New here. Old TT Topic

I’ve read a number of questions and responses here and elsewhere in regards to Turntable hum but still have a question in regards to my Stanton T50 belt drive.
Long Story Short, When I touch the turntable or tone arm, the low pitched hum reduces to almost nothing.
The hum happens no matter where or what gear the TT is plugged into and ground wire is attached to.
My intended and current signal path from TT is through an ART DJPre2 into an ART CleanBoxPro (to change to a balanced +4dB stereo level) then into my home studio trs patchbay system.
Nonetheless, when I touch the turntable or tone arm, the low pitched hum reduces to almost nothing.

## Dataset
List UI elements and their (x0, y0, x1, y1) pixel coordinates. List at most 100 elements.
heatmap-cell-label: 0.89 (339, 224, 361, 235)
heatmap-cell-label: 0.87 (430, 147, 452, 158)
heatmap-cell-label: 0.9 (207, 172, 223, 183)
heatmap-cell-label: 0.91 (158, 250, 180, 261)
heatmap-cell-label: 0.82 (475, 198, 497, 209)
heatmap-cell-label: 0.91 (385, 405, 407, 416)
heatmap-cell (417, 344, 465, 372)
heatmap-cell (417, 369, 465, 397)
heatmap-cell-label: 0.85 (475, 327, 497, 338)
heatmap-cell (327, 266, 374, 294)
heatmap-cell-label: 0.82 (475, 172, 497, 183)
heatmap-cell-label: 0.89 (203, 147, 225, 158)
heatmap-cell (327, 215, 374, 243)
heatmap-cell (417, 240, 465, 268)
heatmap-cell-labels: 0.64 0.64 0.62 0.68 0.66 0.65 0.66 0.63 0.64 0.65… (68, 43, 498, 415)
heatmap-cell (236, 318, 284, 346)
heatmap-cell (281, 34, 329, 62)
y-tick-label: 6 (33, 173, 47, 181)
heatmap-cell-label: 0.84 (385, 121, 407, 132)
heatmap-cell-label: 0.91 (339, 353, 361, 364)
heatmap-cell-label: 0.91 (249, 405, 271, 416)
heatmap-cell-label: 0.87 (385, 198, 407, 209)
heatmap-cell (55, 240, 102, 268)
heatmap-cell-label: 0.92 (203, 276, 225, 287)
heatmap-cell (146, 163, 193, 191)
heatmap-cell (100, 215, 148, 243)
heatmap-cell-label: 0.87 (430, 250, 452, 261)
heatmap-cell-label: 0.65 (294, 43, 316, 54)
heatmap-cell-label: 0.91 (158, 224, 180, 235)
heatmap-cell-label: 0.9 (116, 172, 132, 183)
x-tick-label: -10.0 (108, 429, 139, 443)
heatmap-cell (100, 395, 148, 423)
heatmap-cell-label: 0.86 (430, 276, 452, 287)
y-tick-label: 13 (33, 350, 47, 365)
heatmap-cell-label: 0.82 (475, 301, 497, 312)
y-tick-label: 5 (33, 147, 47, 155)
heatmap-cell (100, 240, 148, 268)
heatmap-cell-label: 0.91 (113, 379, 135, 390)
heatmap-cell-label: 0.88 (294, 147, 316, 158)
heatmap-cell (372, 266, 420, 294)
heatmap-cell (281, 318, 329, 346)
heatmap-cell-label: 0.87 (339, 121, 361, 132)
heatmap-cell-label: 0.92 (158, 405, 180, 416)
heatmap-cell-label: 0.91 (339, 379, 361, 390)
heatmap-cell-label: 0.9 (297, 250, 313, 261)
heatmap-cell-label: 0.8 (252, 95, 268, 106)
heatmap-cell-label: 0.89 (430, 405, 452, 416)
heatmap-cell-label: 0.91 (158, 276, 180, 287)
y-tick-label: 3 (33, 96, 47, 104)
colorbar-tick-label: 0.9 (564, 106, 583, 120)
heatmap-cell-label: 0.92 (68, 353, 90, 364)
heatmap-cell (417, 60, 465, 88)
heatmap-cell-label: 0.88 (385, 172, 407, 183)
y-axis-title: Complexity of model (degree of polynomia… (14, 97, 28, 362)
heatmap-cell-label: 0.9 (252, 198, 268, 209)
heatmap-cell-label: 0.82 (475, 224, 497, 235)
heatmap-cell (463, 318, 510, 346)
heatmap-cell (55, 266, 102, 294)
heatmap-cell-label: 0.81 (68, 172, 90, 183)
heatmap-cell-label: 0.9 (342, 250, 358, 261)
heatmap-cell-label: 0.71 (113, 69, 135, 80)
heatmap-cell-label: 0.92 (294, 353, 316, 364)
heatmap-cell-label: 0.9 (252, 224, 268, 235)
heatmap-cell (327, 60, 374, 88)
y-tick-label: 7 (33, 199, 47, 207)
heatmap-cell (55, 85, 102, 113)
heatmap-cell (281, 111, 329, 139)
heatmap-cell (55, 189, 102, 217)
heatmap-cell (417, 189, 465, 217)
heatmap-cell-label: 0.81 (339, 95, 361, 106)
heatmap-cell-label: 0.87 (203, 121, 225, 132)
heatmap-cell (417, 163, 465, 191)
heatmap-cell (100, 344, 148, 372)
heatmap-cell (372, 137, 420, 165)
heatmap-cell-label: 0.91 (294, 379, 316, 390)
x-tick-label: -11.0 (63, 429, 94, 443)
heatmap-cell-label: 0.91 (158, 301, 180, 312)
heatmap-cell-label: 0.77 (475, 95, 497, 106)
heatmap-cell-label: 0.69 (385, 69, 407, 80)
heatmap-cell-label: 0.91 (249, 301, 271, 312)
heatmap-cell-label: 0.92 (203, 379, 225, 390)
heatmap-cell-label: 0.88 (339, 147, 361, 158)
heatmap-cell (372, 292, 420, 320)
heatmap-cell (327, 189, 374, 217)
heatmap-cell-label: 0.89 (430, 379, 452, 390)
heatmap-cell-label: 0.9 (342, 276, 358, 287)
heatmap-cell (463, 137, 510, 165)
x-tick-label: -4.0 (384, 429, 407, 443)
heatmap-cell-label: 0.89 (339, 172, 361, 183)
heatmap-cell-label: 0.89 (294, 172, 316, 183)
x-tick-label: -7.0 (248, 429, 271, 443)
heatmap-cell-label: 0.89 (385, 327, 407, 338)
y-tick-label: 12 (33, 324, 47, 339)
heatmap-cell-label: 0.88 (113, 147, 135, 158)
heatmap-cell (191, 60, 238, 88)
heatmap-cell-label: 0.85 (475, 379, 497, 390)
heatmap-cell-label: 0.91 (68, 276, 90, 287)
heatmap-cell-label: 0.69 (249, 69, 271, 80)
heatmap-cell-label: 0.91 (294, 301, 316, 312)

## What to do
From the turntable hum post, list in order each device in the writer's signal path, starting with the turntable.

## Answer to this task
1. Stanton T50 belt drive turntable
2. ART DJPre2
3. ART CleanBoxPro
4. Home studio TRS patchbay system